### GIVEN EXERCISE:
Without including the pictures, copy out every line below.

### PROVIDED DATA:
Start

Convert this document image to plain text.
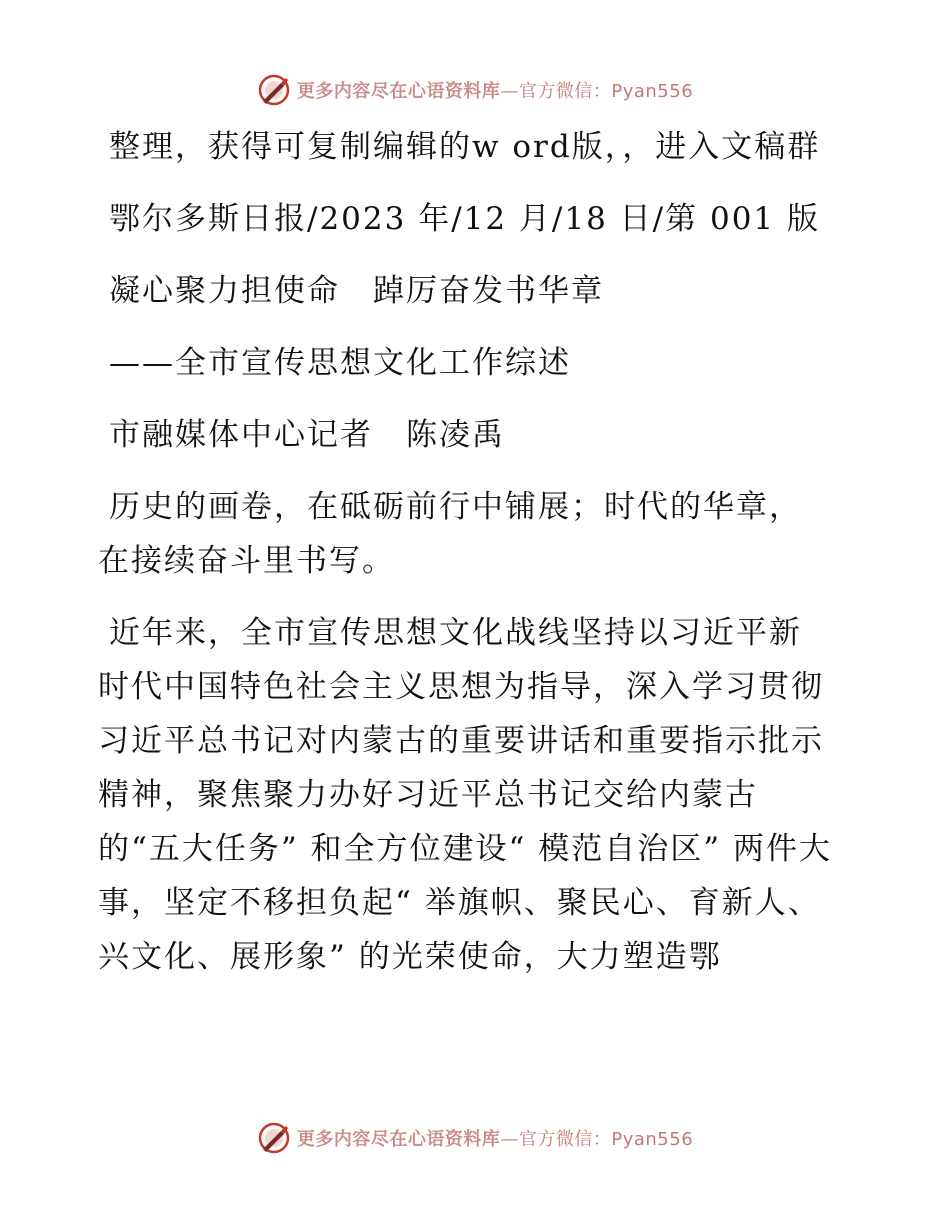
更多内容尽在心语资料库—官方微信：Pyan556

整理，获得可复制编辑的w ord版，，进入文稿群

鄂尔多斯日报/2023 年/12 月/18 日/第 001 版

凝心聚力担使命　踔厉奋发书华章

——全市宣传思想文化工作综述

市融媒体中心记者　陈凌禹

历史的画卷，在砥砺前行中铺展；时代的华章，在接续奋斗里书写。

近年来，全市宣传思想文化战线坚持以习近平新时代中国特色社会主义思想为指导，深入学习贯彻习近平总书记对内蒙古的重要讲话和重要指示批示精神，聚焦聚力办好习近平总书记交给内蒙古的“五大任务” 和全方位建设“ 模范自治区” 两件大事，坚定不移担负起“ 举旗帜、聚民心、育新人、兴文化、展形象” 的光荣使命，大力塑造鄂

更多内容尽在心语资料库—官方微信：Pyan556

End

### WRITTEN RESPONSE:
Convert this document image to plain text.
更多内容尽在心语资料库—官方微信：Pyan556

整理，获得可复制编辑的w ord版，，进入文稿群

鄂尔多斯日报/2023 年/12 月/18 日/第 001 版

凝心聚力担使命　踔厉奋发书华章

——全市宣传思想文化工作综述

市融媒体中心记者　陈凌禹

历史的画卷，在砥砺前行中铺展；时代的华章，在接续奋斗里书写。

近年来，全市宣传思想文化战线坚持以习近平新时代中国特色社会主义思想为指导，深入学习贯彻习近平总书记对内蒙古的重要讲话和重要指示批示精神，聚焦聚力办好习近平总书记交给内蒙古的“五大任务” 和全方位建设“ 模范自治区” 两件大事，坚定不移担负起“ 举旗帜、聚民心、育新人、兴文化、展形象” 的光荣使命，大力塑造鄂

更多内容尽在心语资料库—官方微信：Pyan556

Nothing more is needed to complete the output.